→ **Objective**
Quote the records that follow in full, leaving the pictures out.

→ **Exercise data**
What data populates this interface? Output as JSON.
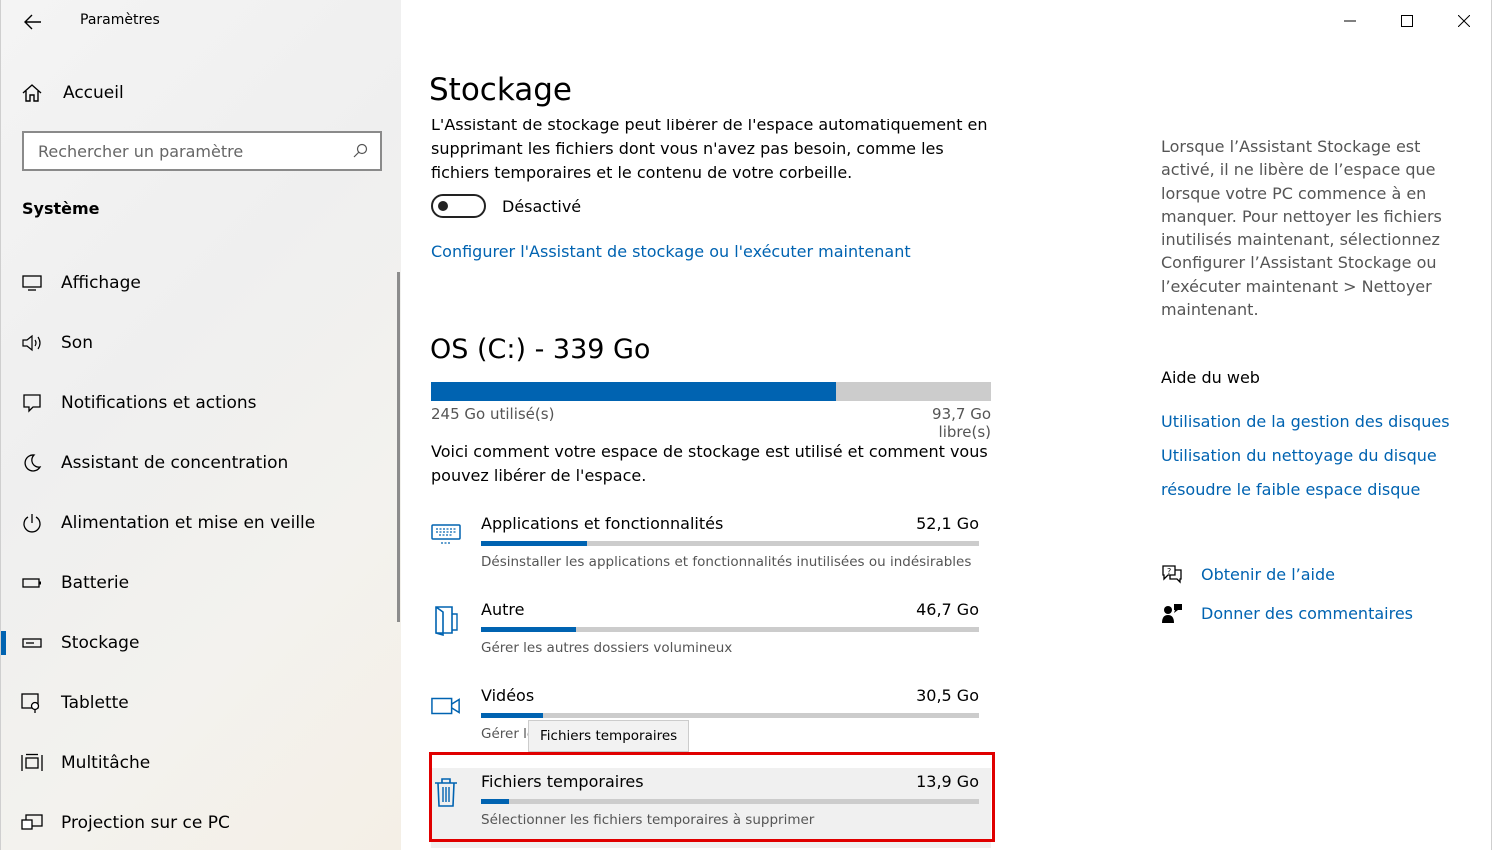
{
  "window": {
    "title": "Paramètres"
  },
  "sidebar": {
    "home_label": "Accueil",
    "search_placeholder": "Rechercher un paramètre",
    "section": "Système",
    "items": [
      {
        "label": "Affichage",
        "icon": "display-icon"
      },
      {
        "label": "Son",
        "icon": "speaker-icon"
      },
      {
        "label": "Notifications et actions",
        "icon": "notification-icon"
      },
      {
        "label": "Assistant de concentration",
        "icon": "moon-icon"
      },
      {
        "label": "Alimentation et mise en veille",
        "icon": "power-icon"
      },
      {
        "label": "Batterie",
        "icon": "battery-icon"
      },
      {
        "label": "Stockage",
        "icon": "storage-icon",
        "active": true
      },
      {
        "label": "Tablette",
        "icon": "tablet-icon"
      },
      {
        "label": "Multitâche",
        "icon": "multitask-icon"
      },
      {
        "label": "Projection sur ce PC",
        "icon": "projection-icon"
      }
    ]
  },
  "main": {
    "title": "Stockage",
    "intro": "L'Assistant de stockage peut libérer de l'espace automatiquement en supprimant les fichiers dont vous n'avez pas besoin, comme les fichiers temporaires et le contenu de votre corbeille.",
    "toggle_state": "Désactivé",
    "configure_link": "Configurer l'Assistant de stockage ou l'exécuter maintenant",
    "drive": {
      "title": "OS (C:) - 339 Go",
      "used_fraction": 0.723,
      "used_text": "245 Go utilisé(s)",
      "free_text": "93,7 Go libre(s)"
    },
    "explain": "Voici comment votre espace de stockage est utilisé et comment vous pouvez libérer de l'espace.",
    "categories": [
      {
        "name": "Applications et fonctionnalités",
        "size": "52,1 Go",
        "fraction": 0.212,
        "desc": "Désinstaller les applications et fonctionnalités inutilisées ou indésirables",
        "icon": "apps-icon"
      },
      {
        "name": "Autre",
        "size": "46,7 Go",
        "fraction": 0.19,
        "desc": "Gérer les autres dossiers volumineux",
        "icon": "folder-icon"
      },
      {
        "name": "Vidéos",
        "size": "30,5 Go",
        "fraction": 0.124,
        "desc": "Gérer le",
        "icon": "video-icon"
      },
      {
        "name": "Fichiers temporaires",
        "size": "13,9 Go",
        "fraction": 0.056,
        "desc": "Sélectionner les fichiers temporaires à supprimer",
        "icon": "trash-icon"
      }
    ],
    "tooltip": "Fichiers temporaires"
  },
  "right": {
    "description": "Lorsque l’Assistant Stockage est activé, il ne libère de l’espace que lorsque votre PC commence à en manquer. Pour nettoyer les fichiers inutilisés maintenant, sélectionnez Configurer l’Assistant Stockage ou l’exécuter maintenant > Nettoyer maintenant.",
    "web_help_title": "Aide du web",
    "web_links": [
      "Utilisation de la gestion des disques",
      "Utilisation du nettoyage du disque",
      "résoudre le faible espace disque"
    ],
    "get_help": "Obtenir de l’aide",
    "feedback": "Donner des commentaires"
  },
  "colors": {
    "accent": "#0063b1",
    "highlight_border": "#e00000"
  }
}
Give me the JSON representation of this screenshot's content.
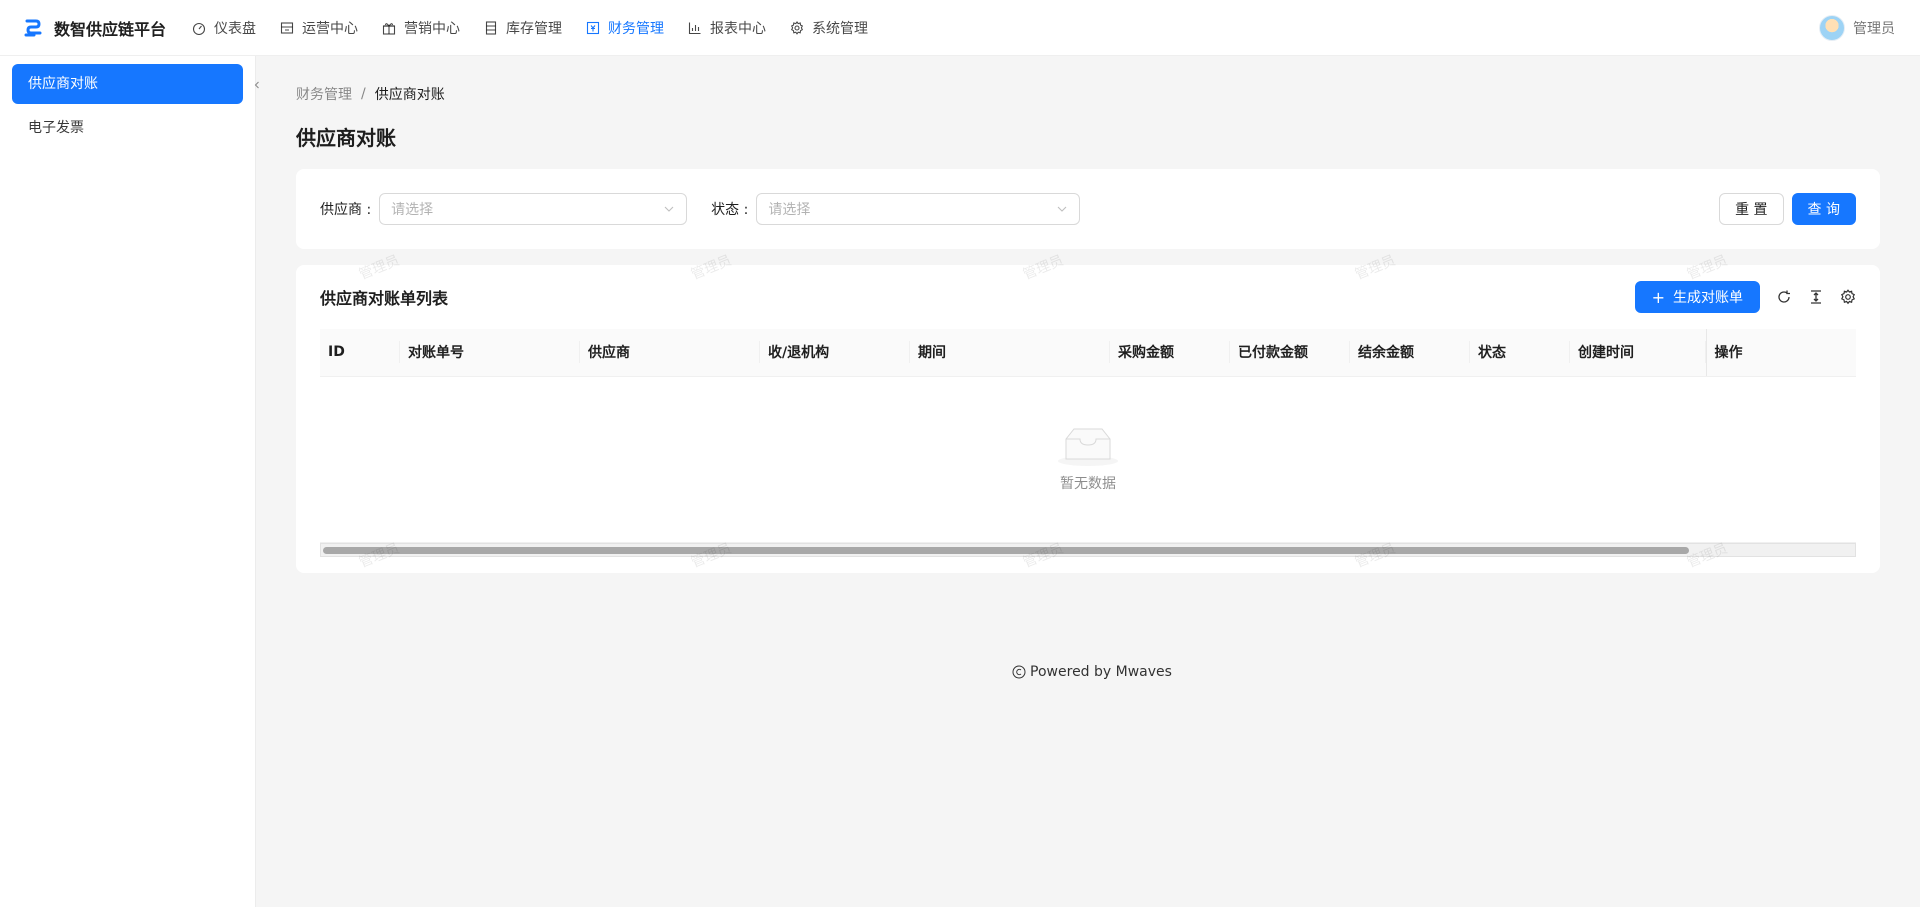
{
  "header": {
    "app_title": "数智供应链平台",
    "nav": [
      {
        "label": "仪表盘",
        "icon": "dashboard-icon",
        "active": false
      },
      {
        "label": "运营中心",
        "icon": "store-icon",
        "active": false
      },
      {
        "label": "营销中心",
        "icon": "gift-icon",
        "active": false
      },
      {
        "label": "库存管理",
        "icon": "database-icon",
        "active": false
      },
      {
        "label": "财务管理",
        "icon": "finance-icon",
        "active": true
      },
      {
        "label": "报表中心",
        "icon": "bar-chart-icon",
        "active": false
      },
      {
        "label": "系统管理",
        "icon": "gear-icon",
        "active": false
      }
    ],
    "user_name": "管理员"
  },
  "sidebar": {
    "items": [
      {
        "label": "供应商对账",
        "active": true
      },
      {
        "label": "电子发票",
        "active": false
      }
    ]
  },
  "breadcrumb": {
    "parent": "财务管理",
    "separator": "/",
    "current": "供应商对账"
  },
  "page_title": "供应商对账",
  "filters": {
    "supplier_label": "供应商 :",
    "supplier_placeholder": "请选择",
    "status_label": "状态 :",
    "status_placeholder": "请选择",
    "reset_label": "重 置",
    "query_label": "查 询"
  },
  "table": {
    "title": "供应商对账单列表",
    "create_label": "生成对账单",
    "columns": [
      "ID",
      "对账单号",
      "供应商",
      "收/退机构",
      "期间",
      "采购金额",
      "已付款金额",
      "结余金额",
      "状态",
      "创建时间",
      "操作"
    ],
    "empty_text": "暂无数据"
  },
  "watermark_text": "管理员",
  "footer": {
    "text": "Powered by Mwaves"
  },
  "colors": {
    "primary": "#1677ff",
    "background": "#f5f5f5"
  }
}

→ **Reply**
What data populates this interface? Output as JSON.
{
  "window": {
    "title": "Paramètres"
  },
  "sidebar": {
    "home_label": "Accueil",
    "search_placeholder": "Rechercher un paramètre",
    "section": "Système",
    "items": [
      {
        "label": "Affichage",
        "icon": "display-icon"
      },
      {
        "label": "Son",
        "icon": "speaker-icon"
      },
      {
        "label": "Notifications et actions",
        "icon": "notification-icon"
      },
      {
        "label": "Assistant de concentration",
        "icon": "moon-icon"
      },
      {
        "label": "Alimentation et mise en veille",
        "icon": "power-icon"
      },
      {
        "label": "Batterie",
        "icon": "battery-icon"
      },
      {
        "label": "Stockage",
        "icon": "storage-icon",
        "active": true
      },
      {
        "label": "Tablette",
        "icon": "tablet-icon"
      },
      {
        "label": "Multitâche",
        "icon": "multitask-icon"
      },
      {
        "label": "Projection sur ce PC",
        "icon": "projection-icon"
      }
    ]
  },
  "main": {
    "title": "Stockage",
    "intro": "L'Assistant de stockage peut libérer de l'espace automatiquement en supprimant les fichiers dont vous n'avez pas besoin, comme les fichiers temporaires et le contenu de votre corbeille.",
    "toggle_state": "Désactivé",
    "configure_link": "Configurer l'Assistant de stockage ou l'exécuter maintenant",
    "drive": {
      "title": "OS (C:) - 339 Go",
      "used_fraction": 0.723,
      "used_text": "245 Go utilisé(s)",
      "free_text": "93,7 Go libre(s)"
    },
    "explain": "Voici comment votre espace de stockage est utilisé et comment vous pouvez libérer de l'espace.",
    "categories": [
      {
        "name": "Applications et fonctionnalités",
        "size": "52,1 Go",
        "fraction": 0.212,
        "desc": "Désinstaller les applications et fonctionnalités inutilisées ou indésirables",
        "icon": "apps-icon"
      },
      {
        "name": "Autre",
        "size": "46,7 Go",
        "fraction": 0.19,
        "desc": "Gérer les autres dossiers volumineux",
        "icon": "folder-icon"
      },
      {
        "name": "Vidéos",
        "size": "30,5 Go",
        "fraction": 0.124,
        "desc": "Gérer le",
        "icon": "video-icon"
      },
      {
        "name": "Fichiers temporaires",
        "size": "13,9 Go",
        "fraction": 0.056,
        "desc": "Sélectionner les fichiers temporaires à supprimer",
        "icon": "trash-icon"
      }
    ],
    "tooltip": "Fichiers temporaires"
  },
  "right": {
    "description": "Lorsque l’Assistant Stockage est activé, il ne libère de l’espace que lorsque votre PC commence à en manquer. Pour nettoyer les fichiers inutilisés maintenant, sélectionnez Configurer l’Assistant Stockage ou l’exécuter maintenant > Nettoyer maintenant.",
    "web_help_title": "Aide du web",
    "web_links": [
      "Utilisation de la gestion des disques",
      "Utilisation du nettoyage du disque",
      "résoudre le faible espace disque"
    ],
    "get_help": "Obtenir de l’aide",
    "feedback": "Donner des commentaires"
  },
  "colors": {
    "accent": "#0063b1",
    "highlight_border": "#e00000"
  }
}
Give me the JSON representation of this screenshot's content.
{
  "header": {
    "app_title": "数智供应链平台",
    "nav": [
      {
        "label": "仪表盘",
        "icon": "dashboard-icon",
        "active": false
      },
      {
        "label": "运营中心",
        "icon": "store-icon",
        "active": false
      },
      {
        "label": "营销中心",
        "icon": "gift-icon",
        "active": false
      },
      {
        "label": "库存管理",
        "icon": "database-icon",
        "active": false
      },
      {
        "label": "财务管理",
        "icon": "finance-icon",
        "active": true
      },
      {
        "label": "报表中心",
        "icon": "bar-chart-icon",
        "active": false
      },
      {
        "label": "系统管理",
        "icon": "gear-icon",
        "active": false
      }
    ],
    "user_name": "管理员"
  },
  "sidebar": {
    "items": [
      {
        "label": "供应商对账",
        "active": true
      },
      {
        "label": "电子发票",
        "active": false
      }
    ]
  },
  "breadcrumb": {
    "parent": "财务管理",
    "separator": "/",
    "current": "供应商对账"
  },
  "page_title": "供应商对账",
  "filters": {
    "supplier_label": "供应商 :",
    "supplier_placeholder": "请选择",
    "status_label": "状态 :",
    "status_placeholder": "请选择",
    "reset_label": "重 置",
    "query_label": "查 询"
  },
  "table": {
    "title": "供应商对账单列表",
    "create_label": "生成对账单",
    "columns": [
      "ID",
      "对账单号",
      "供应商",
      "收/退机构",
      "期间",
      "采购金额",
      "已付款金额",
      "结余金额",
      "状态",
      "创建时间",
      "操作"
    ],
    "empty_text": "暂无数据"
  },
  "watermark_text": "管理员",
  "footer": {
    "text": "Powered by Mwaves"
  },
  "colors": {
    "primary": "#1677ff",
    "background": "#f5f5f5"
  }
}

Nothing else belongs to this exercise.